> [The records]:
* * * * * * * * *
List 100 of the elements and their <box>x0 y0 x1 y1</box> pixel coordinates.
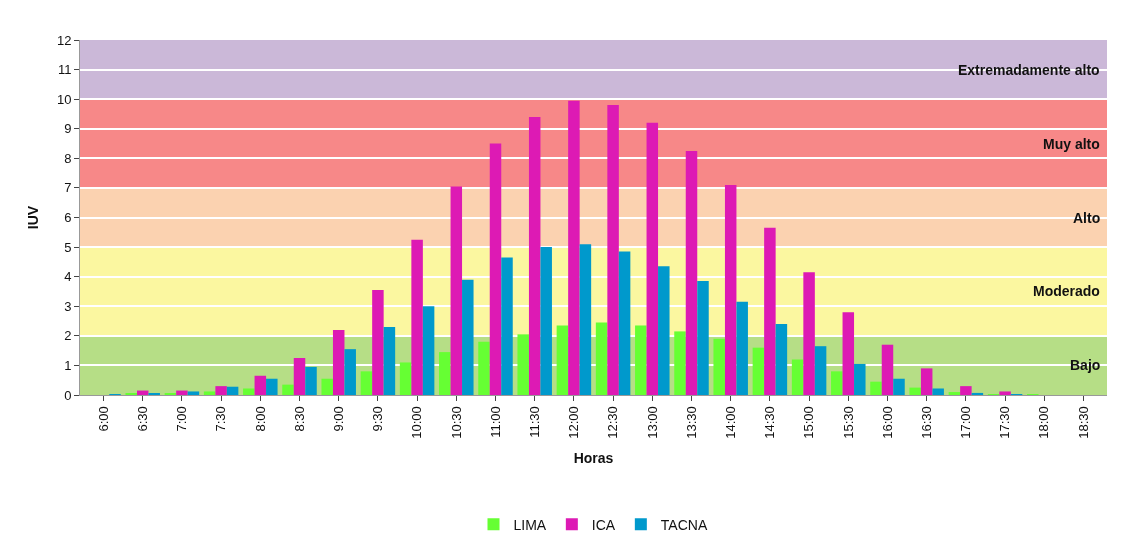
bar <box>635 325 647 395</box>
bar <box>752 347 765 395</box>
bar <box>215 386 227 395</box>
x-tick-label: 12:30 <box>605 406 621 439</box>
bar <box>948 392 961 395</box>
bar <box>618 251 631 395</box>
bar <box>775 324 788 395</box>
bar <box>462 279 474 395</box>
bar <box>854 363 866 395</box>
bar <box>360 371 373 395</box>
bar <box>674 331 686 395</box>
bar <box>697 281 709 395</box>
bar <box>960 386 972 395</box>
bar <box>579 244 592 395</box>
y-tick-label: 6 <box>64 210 72 226</box>
bar <box>556 325 569 395</box>
x-tick-label: 7:00 <box>174 406 190 432</box>
y-tick-label: 3 <box>64 298 72 314</box>
bar <box>293 358 306 395</box>
bar <box>321 378 333 395</box>
bar <box>870 381 882 395</box>
bar <box>803 272 815 395</box>
y-tick-label: 5 <box>64 239 72 255</box>
band-label: Muy alto <box>1043 136 1100 152</box>
x-tick-label: 15:00 <box>801 406 817 439</box>
bar <box>399 362 412 395</box>
bar <box>932 388 944 395</box>
y-tick-label: 10 <box>56 91 72 107</box>
bar <box>478 341 490 395</box>
bar <box>713 338 725 395</box>
y-tick-label: 0 <box>64 387 72 403</box>
x-tick-label: 13:30 <box>683 406 699 439</box>
bar <box>971 392 984 395</box>
x-tick-label: 14:00 <box>722 406 738 439</box>
bar <box>646 122 659 395</box>
y-tick-label: 9 <box>64 121 72 137</box>
x-tick-label: 16:30 <box>918 406 934 439</box>
bar <box>517 334 529 395</box>
bar <box>266 378 278 395</box>
bar <box>383 326 396 395</box>
bar <box>658 266 670 395</box>
bar <box>501 257 513 395</box>
y-tick-label: 11 <box>57 62 72 78</box>
y-tick-label: 8 <box>64 150 72 166</box>
bar <box>791 359 804 395</box>
bar <box>411 239 423 395</box>
bar <box>909 387 921 395</box>
x-tick-label: 8:30 <box>291 406 307 432</box>
bar <box>344 349 356 395</box>
bar <box>489 143 502 395</box>
bar <box>568 100 580 395</box>
x-axis-title: Horas <box>573 450 614 467</box>
bar <box>422 306 435 395</box>
x-tick-label: 18:00 <box>1036 406 1052 439</box>
x-tick-label: 12:00 <box>566 406 582 439</box>
x-tick-label: 14:30 <box>762 406 778 439</box>
bar <box>203 391 216 395</box>
x-tick-label: 17:00 <box>958 406 974 439</box>
bar <box>332 329 345 395</box>
bar <box>176 390 188 395</box>
bar <box>439 352 451 395</box>
x-tick-label: 11:30 <box>526 406 542 438</box>
bar <box>540 247 552 395</box>
x-tick-label: 8:00 <box>252 406 268 432</box>
x-tick-label: 15:30 <box>840 406 856 439</box>
bar <box>607 105 619 395</box>
bar <box>842 312 855 395</box>
bar <box>372 289 384 395</box>
x-tick-label: 18:30 <box>1075 406 1091 439</box>
bar <box>814 346 827 395</box>
y-tick-label: 2 <box>64 328 72 344</box>
bar <box>831 371 843 395</box>
x-tick-label: 9:00 <box>330 406 346 432</box>
band-label: Moderado <box>1033 283 1100 299</box>
bar <box>595 322 608 395</box>
bar <box>685 150 698 395</box>
bar <box>999 391 1011 395</box>
bar <box>724 184 737 395</box>
x-tick-label: 6:30 <box>134 406 150 432</box>
x-tick-label: 16:00 <box>879 406 895 439</box>
bar <box>893 378 905 395</box>
y-axis-title: IUV <box>24 205 41 230</box>
band-label: Extremadamente alto <box>958 62 1100 78</box>
bar <box>736 301 748 395</box>
x-tick-label: 13:00 <box>644 406 660 439</box>
x-tick-label: 9:30 <box>370 406 386 432</box>
bar <box>450 186 463 395</box>
bar <box>254 375 267 395</box>
x-tick-label: 10:00 <box>409 406 425 439</box>
bar <box>764 227 776 395</box>
bar <box>528 116 541 395</box>
band-label: Alto <box>1073 210 1101 226</box>
x-tick-label: 10:30 <box>448 406 464 439</box>
bar <box>243 388 255 395</box>
x-tick-label: 6:00 <box>95 406 111 432</box>
bar <box>226 386 239 395</box>
bar <box>920 368 933 395</box>
bar <box>187 391 200 395</box>
x-tick-label: 11:00 <box>487 406 503 438</box>
bar <box>282 384 294 395</box>
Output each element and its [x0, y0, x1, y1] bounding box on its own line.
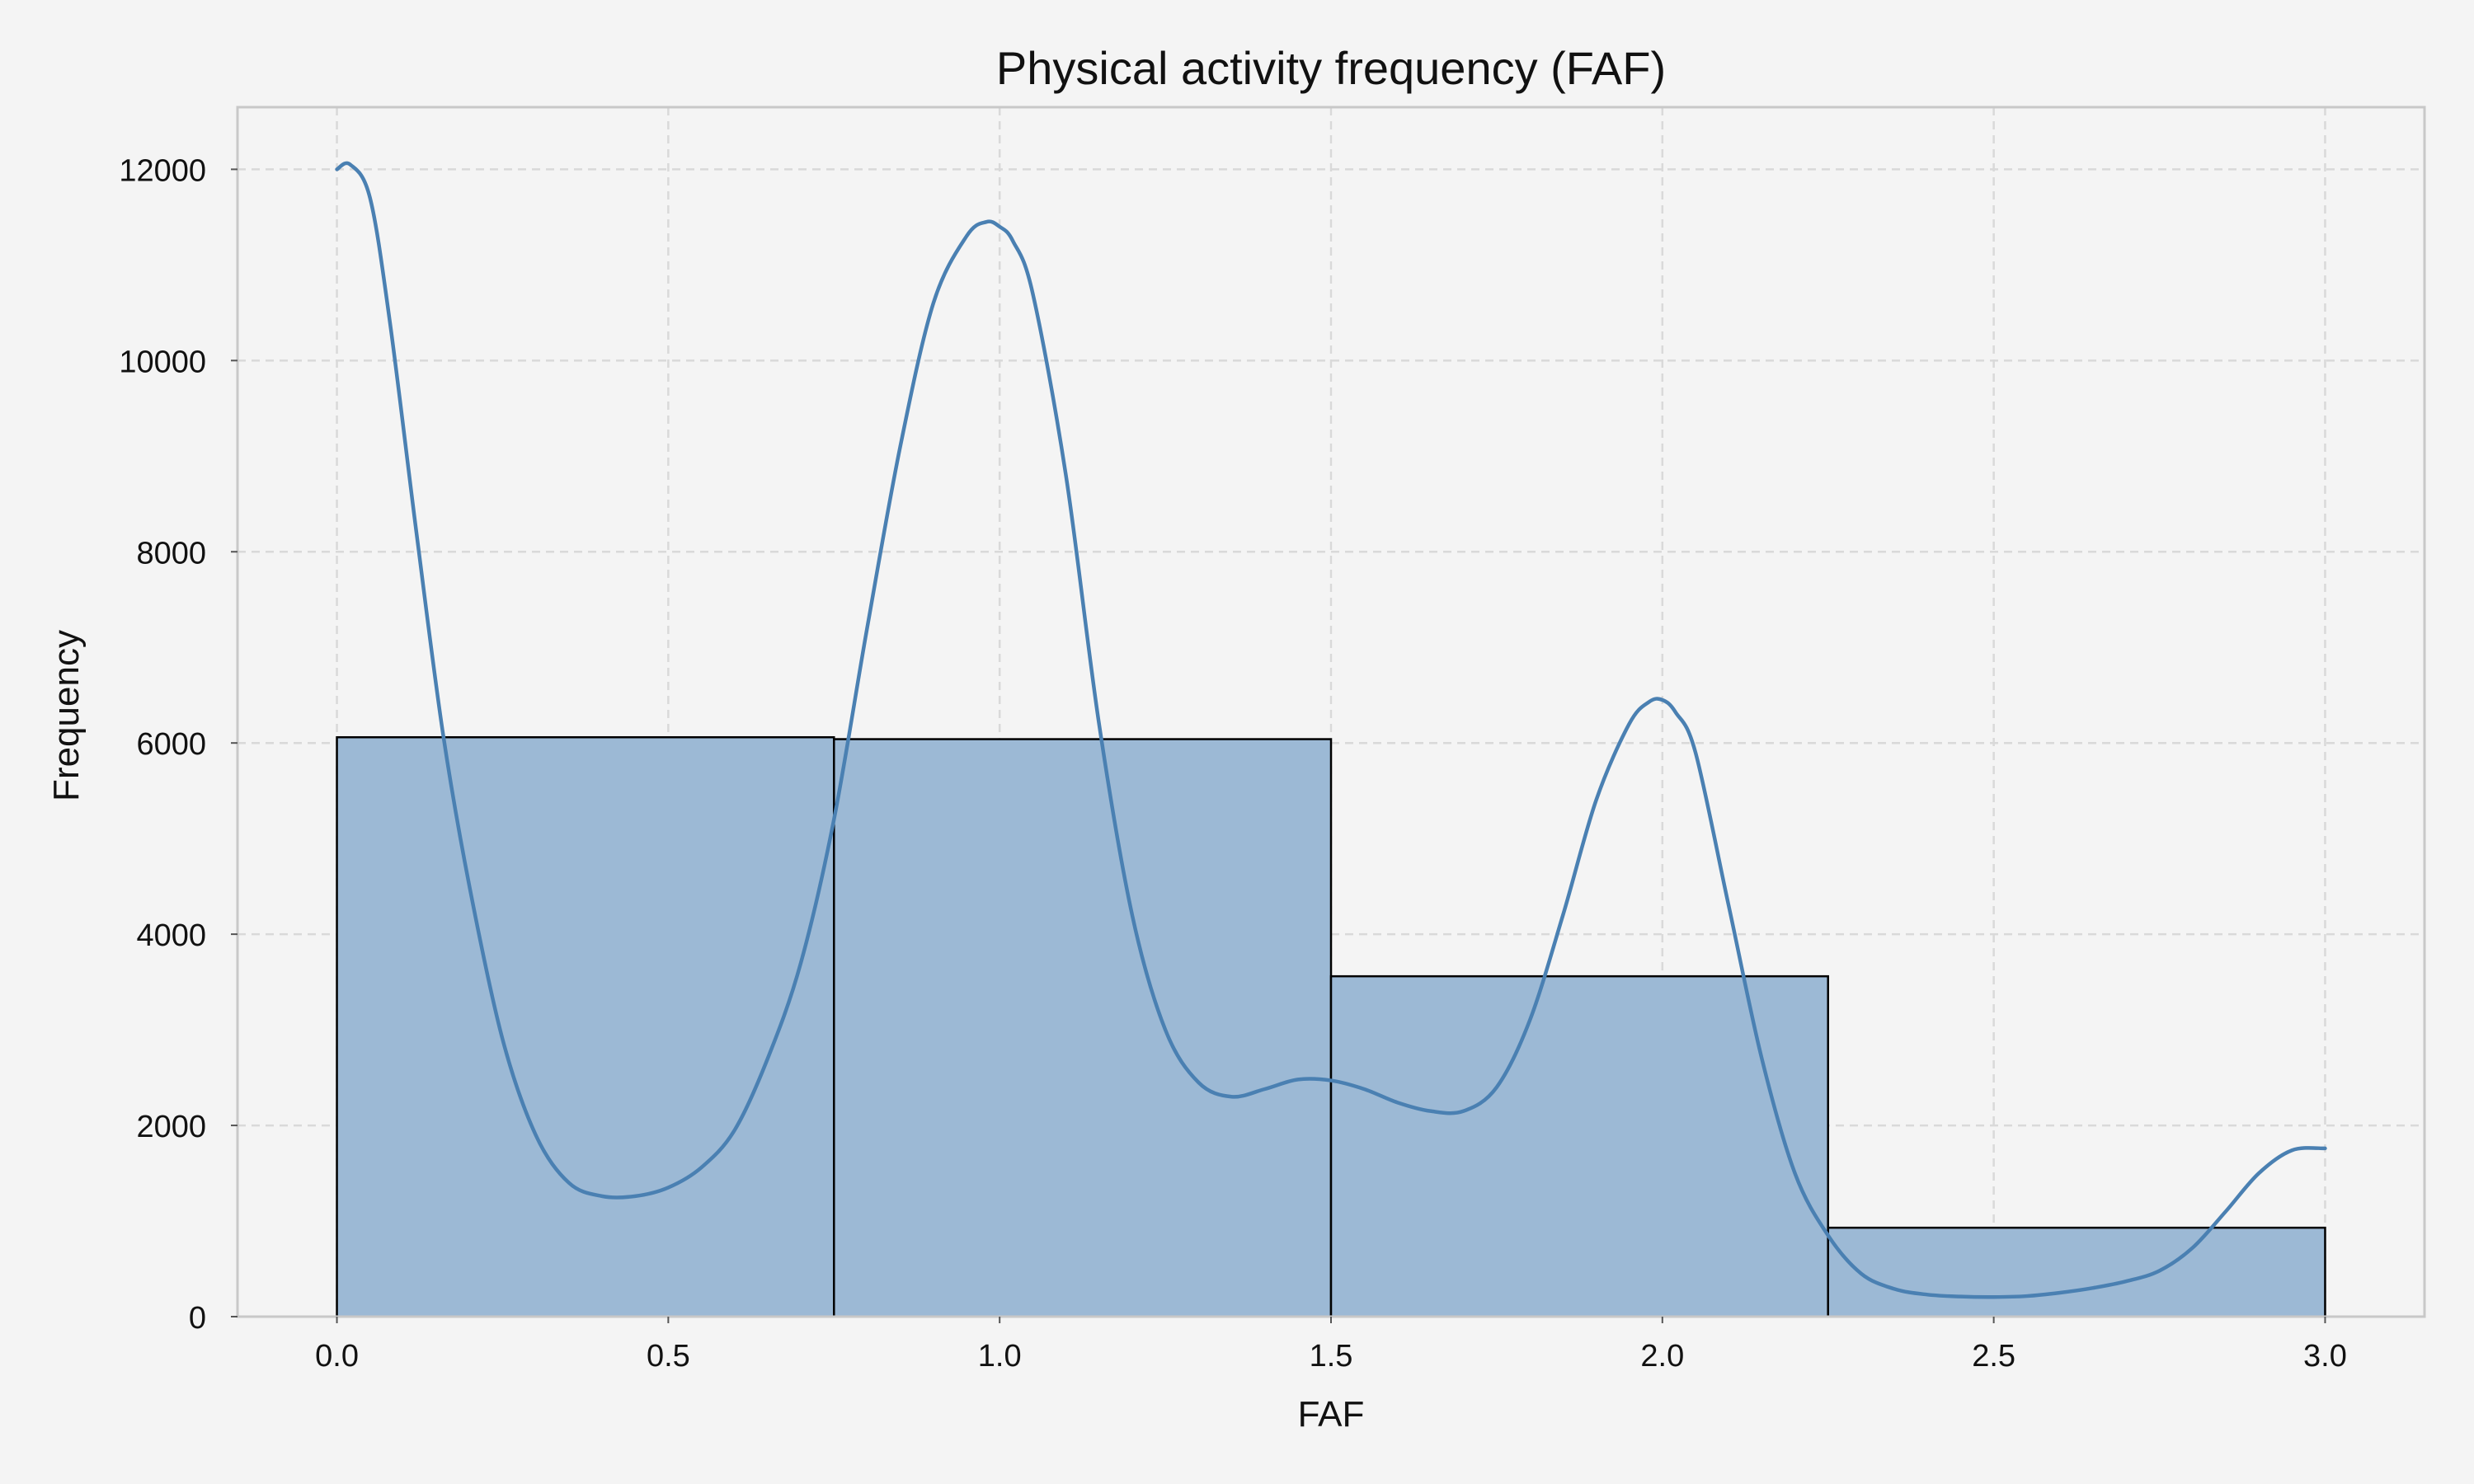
histogram-bar-3 [1827, 1226, 2326, 1318]
histogram-bars [336, 735, 2326, 1318]
x-axis-ticks: 0.0 0.5 1.0 1.5 2.0 2.5 3.0 [315, 1317, 2347, 1374]
x-tick-label: 2.0 [1640, 1339, 1684, 1374]
histogram-bar-0 [336, 735, 835, 1318]
y-tick-label: 6000 [136, 727, 206, 762]
x-tick-label: 3.0 [2303, 1339, 2347, 1374]
chart-title: Physical activity frequency (FAF) [996, 42, 1666, 94]
x-tick-label: 2.5 [1972, 1339, 2015, 1374]
x-tick-label: 0.0 [315, 1339, 359, 1374]
y-tick-label: 8000 [136, 536, 206, 571]
y-tick-label: 12000 [119, 153, 206, 188]
x-axis-label: FAF [1298, 1394, 1365, 1435]
y-axis-label: Frequency [46, 630, 87, 801]
y-axis-ticks: 0 2000 4000 6000 8000 10000 12000 [119, 153, 238, 1336]
kde-curve-layer [335, 161, 2327, 1299]
histogram-bar-2 [1329, 974, 1829, 1318]
y-tick-label: 4000 [136, 918, 206, 953]
y-tick-label: 0 [189, 1301, 206, 1336]
histogram-bar-1 [833, 738, 1333, 1318]
x-tick-label: 1.5 [1310, 1339, 1353, 1374]
x-tick-label: 0.5 [647, 1339, 690, 1374]
kde-curve [335, 161, 2327, 1299]
y-tick-label: 10000 [119, 345, 206, 379]
y-tick-label: 2000 [136, 1110, 206, 1144]
x-tick-label: 1.0 [978, 1339, 1022, 1374]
* * * * * * * * *
> [Exercise prompt]:
In these lines, replace every "y-tick-label" with "y-axis-tick-label" and change nothing else. Leave the pictures out of the result.

> [The completed task]:
List 100 of the elements and their <box>x0 y0 x1 y1</box> pixel coordinates.
bar <box>635 325 647 395</box>
bar <box>752 347 765 395</box>
bar <box>215 386 227 395</box>
x-tick-label: 12:30 <box>605 406 621 439</box>
bar <box>948 392 961 395</box>
bar <box>618 251 631 395</box>
bar <box>775 324 788 395</box>
bar <box>462 279 474 395</box>
bar <box>854 363 866 395</box>
bar <box>360 371 373 395</box>
bar <box>674 331 686 395</box>
bar <box>697 281 709 395</box>
bar <box>960 386 972 395</box>
bar <box>579 244 592 395</box>
y-axis-tick-label: 6 <box>64 210 72 226</box>
bar <box>556 325 569 395</box>
x-tick-label: 7:00 <box>174 406 190 432</box>
y-axis-tick-label: 3 <box>64 298 72 314</box>
bar <box>293 358 306 395</box>
bar <box>321 378 333 395</box>
bar <box>870 381 882 395</box>
bar <box>803 272 815 395</box>
y-axis-tick-label: 5 <box>64 239 72 255</box>
band-label: Muy alto <box>1043 136 1100 152</box>
x-tick-label: 15:00 <box>801 406 817 439</box>
bar <box>399 362 412 395</box>
bar <box>932 388 944 395</box>
y-axis-tick-label: 10 <box>56 91 72 107</box>
bar <box>478 341 490 395</box>
bar <box>713 338 725 395</box>
y-axis-tick-label: 0 <box>64 387 72 403</box>
x-tick-label: 13:30 <box>683 406 699 439</box>
bar <box>971 392 984 395</box>
x-tick-label: 14:00 <box>722 406 738 439</box>
bar <box>646 122 659 395</box>
y-axis-tick-label: 9 <box>64 121 72 137</box>
x-tick-label: 16:30 <box>918 406 934 439</box>
bar <box>517 334 529 395</box>
bar <box>266 378 278 395</box>
bar <box>383 326 396 395</box>
bar <box>658 266 670 395</box>
bar <box>501 257 513 395</box>
y-axis-tick-label: 11 <box>57 62 72 78</box>
y-axis-tick-label: 8 <box>64 150 72 166</box>
bar <box>791 359 804 395</box>
bar <box>411 239 423 395</box>
bar <box>909 387 921 395</box>
x-tick-label: 8:30 <box>291 406 307 432</box>
bar <box>344 349 356 395</box>
bar <box>489 143 502 395</box>
bar <box>568 100 580 395</box>
x-axis-title: Horas <box>573 450 614 467</box>
bar <box>422 306 435 395</box>
x-tick-label: 18:00 <box>1036 406 1052 439</box>
x-tick-label: 12:00 <box>566 406 582 439</box>
x-tick-label: 14:30 <box>762 406 778 439</box>
bar <box>203 391 216 395</box>
x-tick-label: 17:00 <box>958 406 974 439</box>
bar <box>332 329 345 395</box>
bar <box>176 390 188 395</box>
bar <box>439 352 451 395</box>
x-tick-label: 11:30 <box>526 406 542 438</box>
bar <box>540 247 552 395</box>
x-tick-label: 8:00 <box>252 406 268 432</box>
x-tick-label: 15:30 <box>840 406 856 439</box>
bar <box>607 105 619 395</box>
bar <box>842 312 855 395</box>
bar <box>372 289 384 395</box>
x-tick-label: 18:30 <box>1075 406 1091 439</box>
bar <box>814 346 827 395</box>
y-axis-tick-label: 2 <box>64 328 72 344</box>
bar <box>831 371 843 395</box>
x-tick-label: 9:00 <box>330 406 346 432</box>
band-label: Moderado <box>1033 283 1100 299</box>
bar <box>595 322 608 395</box>
bar <box>685 150 698 395</box>
bar <box>999 391 1011 395</box>
bar <box>724 184 737 395</box>
x-tick-label: 6:30 <box>134 406 150 432</box>
x-tick-label: 16:00 <box>879 406 895 439</box>
bar <box>893 378 905 395</box>
y-axis-title: IUV <box>24 205 41 230</box>
band-label: Extremadamente alto <box>958 62 1100 78</box>
bar <box>736 301 748 395</box>
x-tick-label: 13:00 <box>644 406 660 439</box>
x-tick-label: 9:30 <box>370 406 386 432</box>
bar <box>450 186 463 395</box>
bar <box>254 375 267 395</box>
x-tick-label: 10:00 <box>409 406 425 439</box>
bar <box>764 227 776 395</box>
bar <box>528 116 541 395</box>
band-label: Alto <box>1073 210 1101 226</box>
x-tick-label: 10:30 <box>448 406 464 439</box>
bar <box>243 388 255 395</box>
x-tick-label: 6:00 <box>95 406 111 432</box>
bar <box>226 386 239 395</box>
bar <box>920 368 933 395</box>
bar <box>187 391 200 395</box>
x-tick-label: 11:00 <box>487 406 503 438</box>
bar <box>282 384 294 395</box>
Output each element and its [x0, y0, x1, y1] bounding box on its own line.
histogram-bar-3 [1827, 1226, 2326, 1318]
histogram-bars [336, 735, 2326, 1318]
x-axis-ticks: 0.0 0.5 1.0 1.5 2.0 2.5 3.0 [315, 1317, 2347, 1374]
x-tick-label: 2.0 [1640, 1339, 1684, 1374]
histogram-bar-0 [336, 735, 835, 1318]
y-axis-tick-label: 6000 [136, 727, 206, 762]
x-tick-label: 3.0 [2303, 1339, 2347, 1374]
chart-title: Physical activity frequency (FAF) [996, 42, 1666, 94]
x-tick-label: 2.5 [1972, 1339, 2015, 1374]
x-tick-label: 0.0 [315, 1339, 359, 1374]
y-axis-tick-label: 8000 [136, 536, 206, 571]
y-axis-tick-label: 12000 [119, 153, 206, 188]
x-axis-label: FAF [1298, 1394, 1365, 1435]
y-axis-label: Frequency [46, 630, 87, 801]
y-axis-ticks: 0 2000 4000 6000 8000 10000 12000 [119, 153, 238, 1336]
kde-curve-layer [335, 161, 2327, 1299]
histogram-bar-2 [1329, 974, 1829, 1318]
y-axis-tick-label: 4000 [136, 918, 206, 953]
y-axis-tick-label: 0 [189, 1301, 206, 1336]
histogram-bar-1 [833, 738, 1333, 1318]
x-tick-label: 1.5 [1310, 1339, 1353, 1374]
x-tick-label: 0.5 [647, 1339, 690, 1374]
kde-curve [335, 161, 2327, 1299]
y-axis-tick-label: 10000 [119, 345, 206, 379]
y-axis-tick-label: 2000 [136, 1110, 206, 1144]
x-tick-label: 1.0 [978, 1339, 1022, 1374]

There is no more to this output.